▶ [Lines of data]:

::::::

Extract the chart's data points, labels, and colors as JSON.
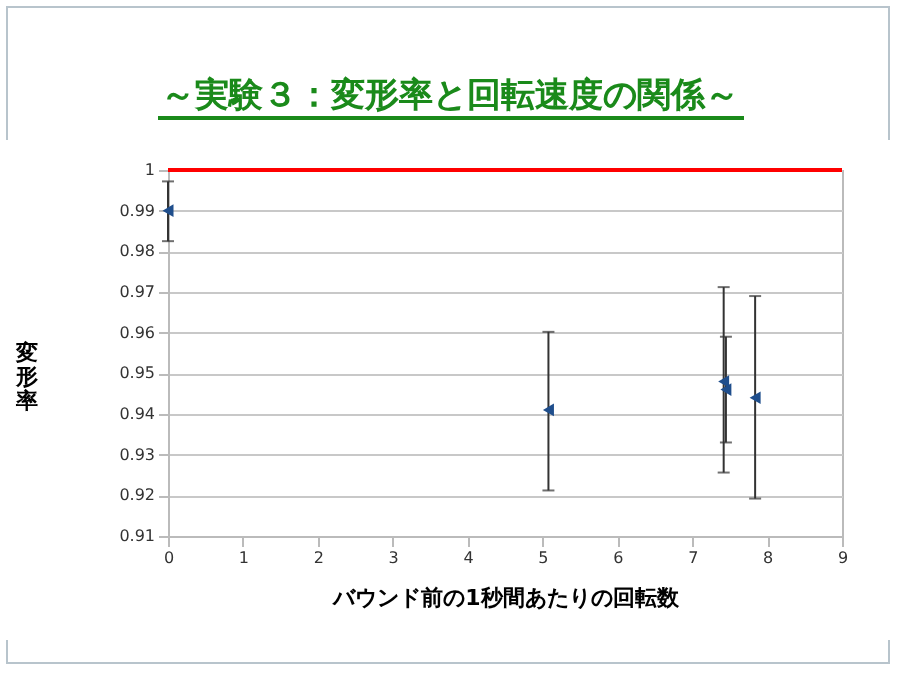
{
  "chart_data": {
    "type": "scatter",
    "title": "～実験３：変形率と回転速度の関係～",
    "xlabel": "バウンド前の1秒間あたりの回転数",
    "ylabel": "変形率",
    "x": [
      0,
      5.08,
      7.42,
      7.45,
      7.84
    ],
    "series": [
      {
        "color": "#1f4e8c",
        "values": [
          0.99,
          0.941,
          0.948,
          0.946,
          0.944
        ],
        "errors": [
          [
            0.9825,
            0.9972
          ],
          [
            0.9212,
            0.9602
          ],
          [
            0.9256,
            0.9712
          ],
          [
            0.933,
            0.959
          ],
          [
            0.9192,
            0.969
          ]
        ]
      }
    ],
    "xlim": [
      0,
      9
    ],
    "xticks": [
      0,
      1,
      2,
      3,
      4,
      5,
      6,
      7,
      8,
      9
    ],
    "ylim": [
      0.91,
      1
    ],
    "yticks": [
      0.91,
      0.92,
      0.93,
      0.94,
      0.95,
      0.96,
      0.97,
      0.98,
      0.99,
      1
    ],
    "ref_lines": [
      {
        "axis": "y",
        "value": 1,
        "color": "#ff0000"
      }
    ],
    "grid": "y",
    "marker": "triangle"
  }
}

::::::

▶ [What is required]:
Give back every line exactly as it stands, pictures excluded.

▶ [Complete response]:
Extract the chart's data points, labels, and colors as JSON.
{
  "chart_data": {
    "type": "scatter",
    "title": "～実験３：変形率と回転速度の関係～",
    "xlabel": "バウンド前の1秒間あたりの回転数",
    "ylabel": "変形率",
    "x": [
      0,
      5.08,
      7.42,
      7.45,
      7.84
    ],
    "series": [
      {
        "color": "#1f4e8c",
        "values": [
          0.99,
          0.941,
          0.948,
          0.946,
          0.944
        ],
        "errors": [
          [
            0.9825,
            0.9972
          ],
          [
            0.9212,
            0.9602
          ],
          [
            0.9256,
            0.9712
          ],
          [
            0.933,
            0.959
          ],
          [
            0.9192,
            0.969
          ]
        ]
      }
    ],
    "xlim": [
      0,
      9
    ],
    "xticks": [
      0,
      1,
      2,
      3,
      4,
      5,
      6,
      7,
      8,
      9
    ],
    "ylim": [
      0.91,
      1
    ],
    "yticks": [
      0.91,
      0.92,
      0.93,
      0.94,
      0.95,
      0.96,
      0.97,
      0.98,
      0.99,
      1
    ],
    "ref_lines": [
      {
        "axis": "y",
        "value": 1,
        "color": "#ff0000"
      }
    ],
    "grid": "y",
    "marker": "triangle"
  }
}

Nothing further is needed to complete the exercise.